> TASKS AND EXERCISES:
1. For each statement about the stem cell passage, answer yes or no and quote the words of the passage that decide it: (a) Each TFT sensor is the size of a standard glass slide. (b) INSPCTOR was developed by researchers at Kyoto University. (c) Pluripotent stem cells can differentiate into only two primary tissue types.
2. List every body part that the stem cell passage gives as an example of the three primary tissue types.
3. Please print the stem cell passage starting with "In a recent" and going on through "in compact incubators.".
EXERCISE TEXT START
Unlike most cells in the human body, stem cells have the unique ability to divide indefinitely. This unique property makes them especially appealing to scientists exploring ways to extend human lifespans or develop new methods for repairing damaged tissues. Pluripotent stem cells have the potential to differentiate into any of the three primary tissue types - endoderm (such as the intestines, stomach, and lungs), mesoderm (such as muscle, bones, and heart), and ectoderm (such as nerves and skin). However, cultivating these cells in incubators and guiding their differentiation into the desired cell type remains a major challenge. Advancements in this field could unlock significant progress in bioengineering, including the potential to grow entire organs artificially.
In a recent study published in Lab on a Chip, researchers at Osaka University unveiled a new compact in-incubator cell imaging device called INSPCTOR. This device allows for real-time remote monitoring of cell growth, even in compact incubators.
INSPCTOR leverages lens-free imaging technology integrated with thin-film transistors (TFT). TFT image sensors absorb scattered light passing through objects and shining onto a thin film, generating electrical charges. Each TFT sensor is the same size as a standard glass slide and can capture images of up to six culture chambers on a typical 8-well cell culture plate. As a result, six cultures can be observed independently, and multiple units can be managed simultaneously within a compact incubator.
"One of the main advantages of our approach are that effective quality control of stem cell cultures and cell production processes can be easily implemented," said the study's lead author, Taishi Kakizuka.
EXERCISE TEXT END
DATASET START
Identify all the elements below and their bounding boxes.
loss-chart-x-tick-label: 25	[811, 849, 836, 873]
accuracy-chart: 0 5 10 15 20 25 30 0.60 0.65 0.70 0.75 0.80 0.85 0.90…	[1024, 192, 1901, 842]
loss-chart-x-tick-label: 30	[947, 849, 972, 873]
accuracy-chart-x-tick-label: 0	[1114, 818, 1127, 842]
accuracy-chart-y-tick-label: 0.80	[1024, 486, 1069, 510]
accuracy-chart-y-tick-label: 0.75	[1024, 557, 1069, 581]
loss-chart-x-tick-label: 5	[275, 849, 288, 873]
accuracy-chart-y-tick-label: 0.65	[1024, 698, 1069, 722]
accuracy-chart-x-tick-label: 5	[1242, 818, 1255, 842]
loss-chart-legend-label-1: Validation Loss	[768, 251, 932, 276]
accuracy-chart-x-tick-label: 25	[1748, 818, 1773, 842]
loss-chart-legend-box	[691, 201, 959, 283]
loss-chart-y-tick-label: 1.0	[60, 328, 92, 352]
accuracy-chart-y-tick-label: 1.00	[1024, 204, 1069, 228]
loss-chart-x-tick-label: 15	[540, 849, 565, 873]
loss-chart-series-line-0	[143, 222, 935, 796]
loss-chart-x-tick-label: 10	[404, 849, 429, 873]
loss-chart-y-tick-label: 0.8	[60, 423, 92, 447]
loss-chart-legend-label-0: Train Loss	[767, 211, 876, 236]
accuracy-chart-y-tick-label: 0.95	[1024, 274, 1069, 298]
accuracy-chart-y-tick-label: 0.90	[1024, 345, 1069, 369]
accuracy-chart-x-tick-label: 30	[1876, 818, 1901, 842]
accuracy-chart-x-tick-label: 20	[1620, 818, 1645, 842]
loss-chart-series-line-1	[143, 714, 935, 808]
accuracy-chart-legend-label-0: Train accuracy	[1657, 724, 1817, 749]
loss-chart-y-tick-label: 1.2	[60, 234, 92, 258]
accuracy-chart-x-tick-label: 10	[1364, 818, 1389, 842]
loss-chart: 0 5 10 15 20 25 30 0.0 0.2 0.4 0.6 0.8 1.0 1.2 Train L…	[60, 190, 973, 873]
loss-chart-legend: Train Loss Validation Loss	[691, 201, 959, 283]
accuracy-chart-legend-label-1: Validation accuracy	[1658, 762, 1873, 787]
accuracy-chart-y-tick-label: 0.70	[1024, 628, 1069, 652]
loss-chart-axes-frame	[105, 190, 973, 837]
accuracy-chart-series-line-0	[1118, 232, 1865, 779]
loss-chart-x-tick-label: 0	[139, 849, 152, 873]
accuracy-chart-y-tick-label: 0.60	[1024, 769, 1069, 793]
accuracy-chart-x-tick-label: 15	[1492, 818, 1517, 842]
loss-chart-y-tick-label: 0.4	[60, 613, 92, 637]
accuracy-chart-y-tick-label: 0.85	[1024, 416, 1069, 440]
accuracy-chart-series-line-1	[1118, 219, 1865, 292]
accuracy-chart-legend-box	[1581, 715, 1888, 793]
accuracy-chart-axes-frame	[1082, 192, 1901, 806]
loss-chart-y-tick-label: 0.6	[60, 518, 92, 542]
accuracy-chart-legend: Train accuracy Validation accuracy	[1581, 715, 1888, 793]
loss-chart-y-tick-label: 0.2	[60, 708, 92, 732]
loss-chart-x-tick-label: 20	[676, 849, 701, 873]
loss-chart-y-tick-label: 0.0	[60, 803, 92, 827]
DATASET END
> RESULTS:
1.
(a) Yes: "Each TFT sensor is the same size as a standard glass slide"
(b) No: "researchers at Osaka University unveiled a new compact in-incubator cell imaging device called INSPCTOR"
(c) No: "Pluripotent stem cells have the potential to differentiate into any of the three primary tissue types"

2. intestines, stomach, lungs, muscle, bones, heart, nerves, skin

3.
In a recent study published in Lab on a Chip, researchers at Osaka University unveiled a new compact in-incubator cell imaging device called INSPCTOR. This device allows for real-time remote monitoring of cell growth, even in compact incubators.